* [Instructions to follow]: With pictures removed, output every record below exactly as written.

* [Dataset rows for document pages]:
+++++

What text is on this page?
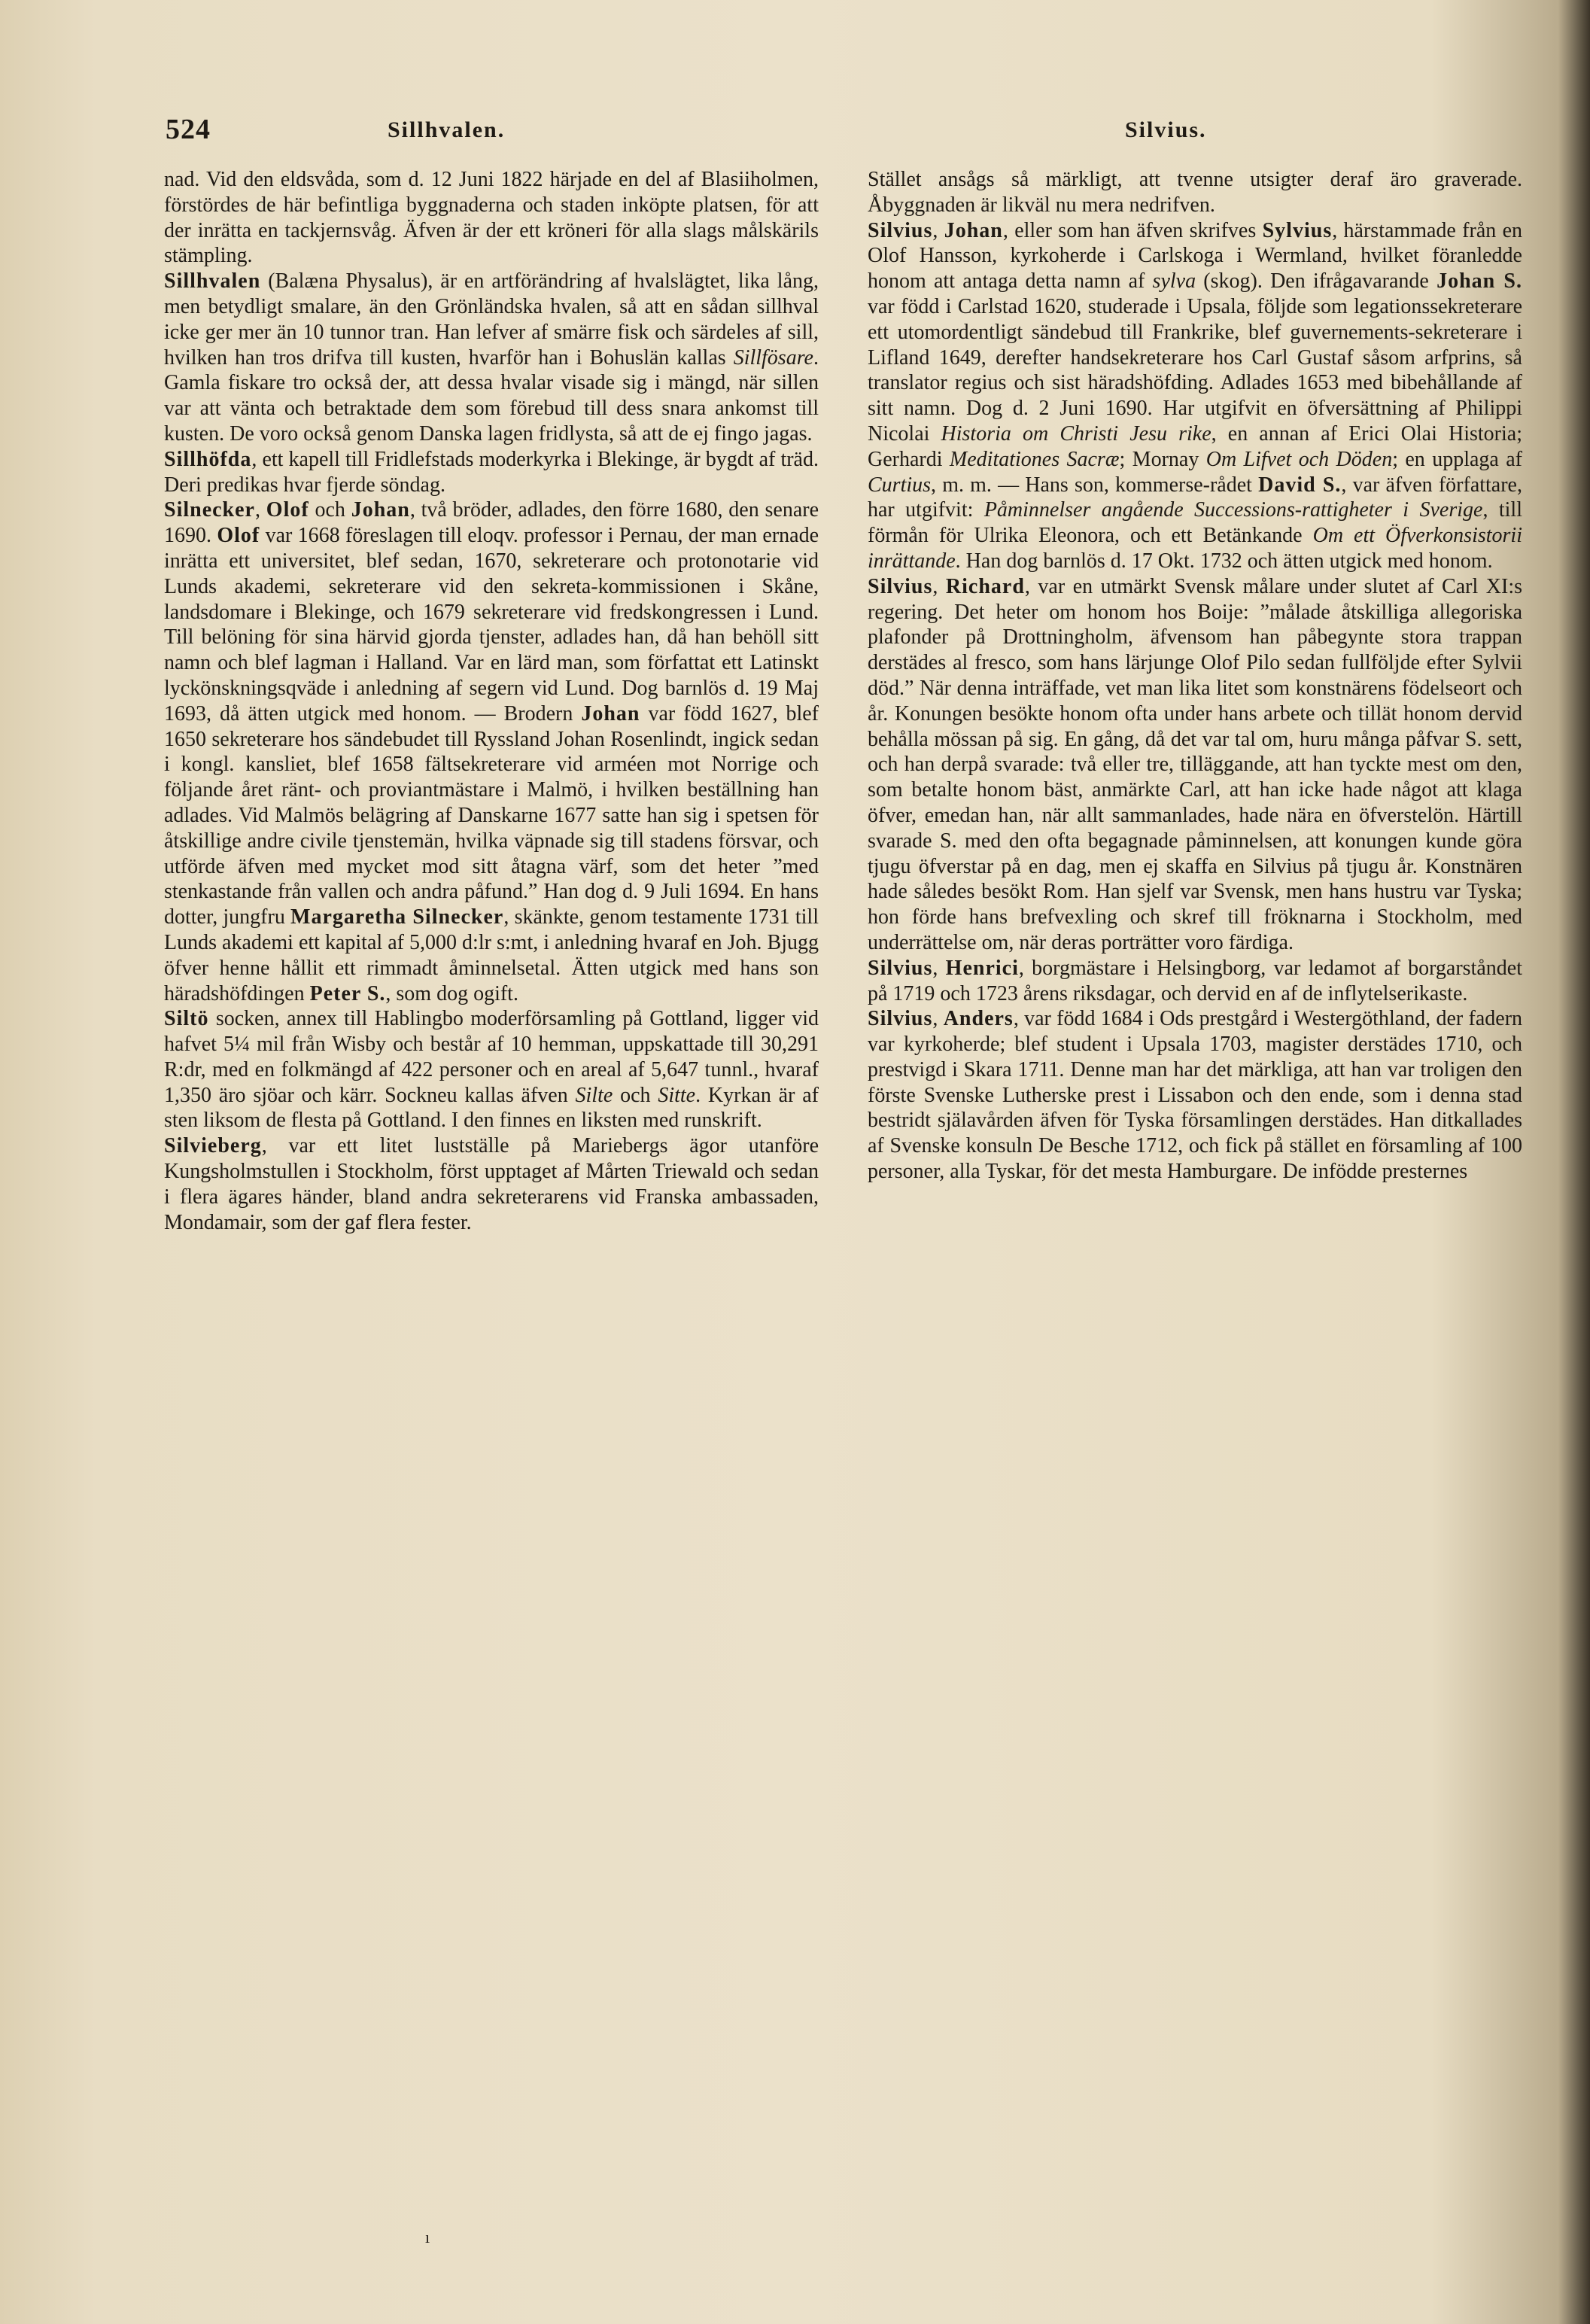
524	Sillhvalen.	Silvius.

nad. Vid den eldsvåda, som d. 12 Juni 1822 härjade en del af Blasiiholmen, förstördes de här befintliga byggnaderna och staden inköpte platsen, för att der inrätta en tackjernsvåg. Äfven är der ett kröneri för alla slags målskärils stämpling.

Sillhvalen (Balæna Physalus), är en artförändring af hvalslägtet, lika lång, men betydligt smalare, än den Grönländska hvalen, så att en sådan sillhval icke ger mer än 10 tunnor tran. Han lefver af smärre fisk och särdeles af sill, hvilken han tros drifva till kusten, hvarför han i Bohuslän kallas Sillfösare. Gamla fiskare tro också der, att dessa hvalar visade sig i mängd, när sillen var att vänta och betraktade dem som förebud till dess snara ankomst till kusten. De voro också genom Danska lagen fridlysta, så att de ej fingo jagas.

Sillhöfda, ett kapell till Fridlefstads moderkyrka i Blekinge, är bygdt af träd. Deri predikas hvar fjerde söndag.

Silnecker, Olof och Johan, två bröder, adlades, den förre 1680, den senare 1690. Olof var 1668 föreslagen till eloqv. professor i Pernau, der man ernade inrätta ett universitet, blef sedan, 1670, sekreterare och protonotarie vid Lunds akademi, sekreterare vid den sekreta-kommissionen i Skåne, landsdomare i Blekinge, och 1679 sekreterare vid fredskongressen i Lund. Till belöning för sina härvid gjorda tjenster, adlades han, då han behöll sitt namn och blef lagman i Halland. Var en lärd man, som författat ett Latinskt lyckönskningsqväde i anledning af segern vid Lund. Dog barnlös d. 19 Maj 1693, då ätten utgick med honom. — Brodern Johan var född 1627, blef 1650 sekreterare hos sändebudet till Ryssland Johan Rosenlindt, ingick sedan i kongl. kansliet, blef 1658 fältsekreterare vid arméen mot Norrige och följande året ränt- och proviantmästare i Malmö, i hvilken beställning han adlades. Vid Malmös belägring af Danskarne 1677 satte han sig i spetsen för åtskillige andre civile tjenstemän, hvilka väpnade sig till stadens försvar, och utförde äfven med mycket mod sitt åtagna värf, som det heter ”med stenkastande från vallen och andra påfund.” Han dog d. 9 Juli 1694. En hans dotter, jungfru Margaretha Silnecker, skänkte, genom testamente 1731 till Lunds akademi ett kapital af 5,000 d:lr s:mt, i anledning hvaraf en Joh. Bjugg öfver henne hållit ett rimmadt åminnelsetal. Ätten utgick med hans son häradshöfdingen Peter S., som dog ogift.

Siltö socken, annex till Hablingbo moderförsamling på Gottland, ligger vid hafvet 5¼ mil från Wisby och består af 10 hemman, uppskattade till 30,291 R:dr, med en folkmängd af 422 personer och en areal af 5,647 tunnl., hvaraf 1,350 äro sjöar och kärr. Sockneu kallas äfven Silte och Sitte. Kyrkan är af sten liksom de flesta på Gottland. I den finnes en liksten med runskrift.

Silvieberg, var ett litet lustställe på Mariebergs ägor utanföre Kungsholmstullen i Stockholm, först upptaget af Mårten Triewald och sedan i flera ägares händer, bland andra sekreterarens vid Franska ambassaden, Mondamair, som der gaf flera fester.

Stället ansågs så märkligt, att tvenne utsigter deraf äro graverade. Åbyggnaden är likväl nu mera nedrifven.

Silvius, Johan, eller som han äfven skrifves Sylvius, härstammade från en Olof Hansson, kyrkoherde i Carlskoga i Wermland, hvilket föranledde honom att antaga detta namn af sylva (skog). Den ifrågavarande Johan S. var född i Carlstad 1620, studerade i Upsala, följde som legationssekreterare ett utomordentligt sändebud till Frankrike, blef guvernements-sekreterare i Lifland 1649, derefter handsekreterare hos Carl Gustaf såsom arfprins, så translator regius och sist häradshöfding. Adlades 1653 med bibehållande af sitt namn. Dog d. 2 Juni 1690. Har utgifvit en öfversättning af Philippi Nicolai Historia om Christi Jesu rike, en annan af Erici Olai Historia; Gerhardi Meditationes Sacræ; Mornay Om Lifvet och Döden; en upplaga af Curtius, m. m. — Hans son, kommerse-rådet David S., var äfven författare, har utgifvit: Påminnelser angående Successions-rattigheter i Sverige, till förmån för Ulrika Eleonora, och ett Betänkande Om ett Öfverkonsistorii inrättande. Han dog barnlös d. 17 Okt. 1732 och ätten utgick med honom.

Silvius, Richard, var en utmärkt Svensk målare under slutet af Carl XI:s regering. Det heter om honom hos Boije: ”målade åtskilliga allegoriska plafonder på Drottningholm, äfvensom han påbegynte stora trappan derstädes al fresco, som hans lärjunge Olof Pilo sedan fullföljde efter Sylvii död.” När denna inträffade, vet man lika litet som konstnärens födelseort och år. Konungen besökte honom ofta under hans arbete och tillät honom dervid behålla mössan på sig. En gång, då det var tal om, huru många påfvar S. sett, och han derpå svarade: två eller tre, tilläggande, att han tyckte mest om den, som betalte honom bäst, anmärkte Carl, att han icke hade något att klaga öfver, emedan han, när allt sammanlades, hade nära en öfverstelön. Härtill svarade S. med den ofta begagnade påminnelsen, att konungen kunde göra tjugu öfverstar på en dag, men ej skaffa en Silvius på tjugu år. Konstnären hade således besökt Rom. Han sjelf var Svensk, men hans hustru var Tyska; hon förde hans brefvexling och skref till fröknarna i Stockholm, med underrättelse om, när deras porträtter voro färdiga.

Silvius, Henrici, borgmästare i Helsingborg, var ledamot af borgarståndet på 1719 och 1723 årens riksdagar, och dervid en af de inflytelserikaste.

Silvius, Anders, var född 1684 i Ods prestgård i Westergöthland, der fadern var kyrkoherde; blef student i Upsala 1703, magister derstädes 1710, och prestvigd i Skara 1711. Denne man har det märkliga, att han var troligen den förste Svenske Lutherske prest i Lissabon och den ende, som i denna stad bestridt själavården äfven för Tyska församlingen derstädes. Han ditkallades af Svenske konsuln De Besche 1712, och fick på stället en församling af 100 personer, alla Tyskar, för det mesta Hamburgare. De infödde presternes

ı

+++++

* [Answer]:
What text is on this page?
524	Sillhvalen.	Silvius.

nad. Vid den eldsvåda, som d. 12 Juni 1822 härjade en del af Blasiiholmen, förstördes de här befintliga byggnaderna och staden inköpte platsen, för att der inrätta en tackjernsvåg. Äfven är der ett kröneri för alla slags målskärils stämpling.

Sillhvalen (Balæna Physalus), är en artförändring af hvalslägtet, lika lång, men betydligt smalare, än den Grönländska hvalen, så att en sådan sillhval icke ger mer än 10 tunnor tran. Han lefver af smärre fisk och särdeles af sill, hvilken han tros drifva till kusten, hvarför han i Bohuslän kallas Sillfösare. Gamla fiskare tro också der, att dessa hvalar visade sig i mängd, när sillen var att vänta och betraktade dem som förebud till dess snara ankomst till kusten. De voro också genom Danska lagen fridlysta, så att de ej fingo jagas.

Sillhöfda, ett kapell till Fridlefstads moderkyrka i Blekinge, är bygdt af träd. Deri predikas hvar fjerde söndag.

Silnecker, Olof och Johan, två bröder, adlades, den förre 1680, den senare 1690. Olof var 1668 föreslagen till eloqv. professor i Pernau, der man ernade inrätta ett universitet, blef sedan, 1670, sekreterare och protonotarie vid Lunds akademi, sekreterare vid den sekreta-kommissionen i Skåne, landsdomare i Blekinge, och 1679 sekreterare vid fredskongressen i Lund. Till belöning för sina härvid gjorda tjenster, adlades han, då han behöll sitt namn och blef lagman i Halland. Var en lärd man, som författat ett Latinskt lyckönskningsqväde i anledning af segern vid Lund. Dog barnlös d. 19 Maj 1693, då ätten utgick med honom. — Brodern Johan var född 1627, blef 1650 sekreterare hos sändebudet till Ryssland Johan Rosenlindt, ingick sedan i kongl. kansliet, blef 1658 fältsekreterare vid arméen mot Norrige och följande året ränt- och proviantmästare i Malmö, i hvilken beställning han adlades. Vid Malmös belägring af Danskarne 1677 satte han sig i spetsen för åtskillige andre civile tjenstemän, hvilka väpnade sig till stadens försvar, och utförde äfven med mycket mod sitt åtagna värf, som det heter ”med stenkastande från vallen och andra påfund.” Han dog d. 9 Juli 1694. En hans dotter, jungfru Margaretha Silnecker, skänkte, genom testamente 1731 till Lunds akademi ett kapital af 5,000 d:lr s:mt, i anledning hvaraf en Joh. Bjugg öfver henne hållit ett rimmadt åminnelsetal. Ätten utgick med hans son häradshöfdingen Peter S., som dog ogift.

Siltö socken, annex till Hablingbo moderförsamling på Gottland, ligger vid hafvet 5¼ mil från Wisby och består af 10 hemman, uppskattade till 30,291 R:dr, med en folkmängd af 422 personer och en areal af 5,647 tunnl., hvaraf 1,350 äro sjöar och kärr. Sockneu kallas äfven Silte och Sitte. Kyrkan är af sten liksom de flesta på Gottland. I den finnes en liksten med runskrift.

Silvieberg, var ett litet lustställe på Mariebergs ägor utanföre Kungsholmstullen i Stockholm, först upptaget af Mårten Triewald och sedan i flera ägares händer, bland andra sekreterarens vid Franska ambassaden, Mondamair, som der gaf flera fester.

Stället ansågs så märkligt, att tvenne utsigter deraf äro graverade. Åbyggnaden är likväl nu mera nedrifven.

Silvius, Johan, eller som han äfven skrifves Sylvius, härstammade från en Olof Hansson, kyrkoherde i Carlskoga i Wermland, hvilket föranledde honom att antaga detta namn af sylva (skog). Den ifrågavarande Johan S. var född i Carlstad 1620, studerade i Upsala, följde som legationssekreterare ett utomordentligt sändebud till Frankrike, blef guvernements-sekreterare i Lifland 1649, derefter handsekreterare hos Carl Gustaf såsom arfprins, så translator regius och sist häradshöfding. Adlades 1653 med bibehållande af sitt namn. Dog d. 2 Juni 1690. Har utgifvit en öfversättning af Philippi Nicolai Historia om Christi Jesu rike, en annan af Erici Olai Historia; Gerhardi Meditationes Sacræ; Mornay Om Lifvet och Döden; en upplaga af Curtius, m. m. — Hans son, kommerse-rådet David S., var äfven författare, har utgifvit: Påminnelser angående Successions-rattigheter i Sverige, till förmån för Ulrika Eleonora, och ett Betänkande Om ett Öfverkonsistorii inrättande. Han dog barnlös d. 17 Okt. 1732 och ätten utgick med honom.

Silvius, Richard, var en utmärkt Svensk målare under slutet af Carl XI:s regering. Det heter om honom hos Boije: ”målade åtskilliga allegoriska plafonder på Drottningholm, äfvensom han påbegynte stora trappan derstädes al fresco, som hans lärjunge Olof Pilo sedan fullföljde efter Sylvii död.” När denna inträffade, vet man lika litet som konstnärens födelseort och år. Konungen besökte honom ofta under hans arbete och tillät honom dervid behålla mössan på sig. En gång, då det var tal om, huru många påfvar S. sett, och han derpå svarade: två eller tre, tilläggande, att han tyckte mest om den, som betalte honom bäst, anmärkte Carl, att han icke hade något att klaga öfver, emedan han, när allt sammanlades, hade nära en öfverstelön. Härtill svarade S. med den ofta begagnade påminnelsen, att konungen kunde göra tjugu öfverstar på en dag, men ej skaffa en Silvius på tjugu år. Konstnären hade således besökt Rom. Han sjelf var Svensk, men hans hustru var Tyska; hon förde hans brefvexling och skref till fröknarna i Stockholm, med underrättelse om, när deras porträtter voro färdiga.

Silvius, Henrici, borgmästare i Helsingborg, var ledamot af borgarståndet på 1719 och 1723 årens riksdagar, och dervid en af de inflytelserikaste.

Silvius, Anders, var född 1684 i Ods prestgård i Westergöthland, der fadern var kyrkoherde; blef student i Upsala 1703, magister derstädes 1710, och prestvigd i Skara 1711. Denne man har det märkliga, att han var troligen den förste Svenske Lutherske prest i Lissabon och den ende, som i denna stad bestridt själavården äfven för Tyska församlingen derstädes. Han ditkallades af Svenske konsuln De Besche 1712, och fick på stället en församling af 100 personer, alla Tyskar, för det mesta Hamburgare. De infödde presternes

ı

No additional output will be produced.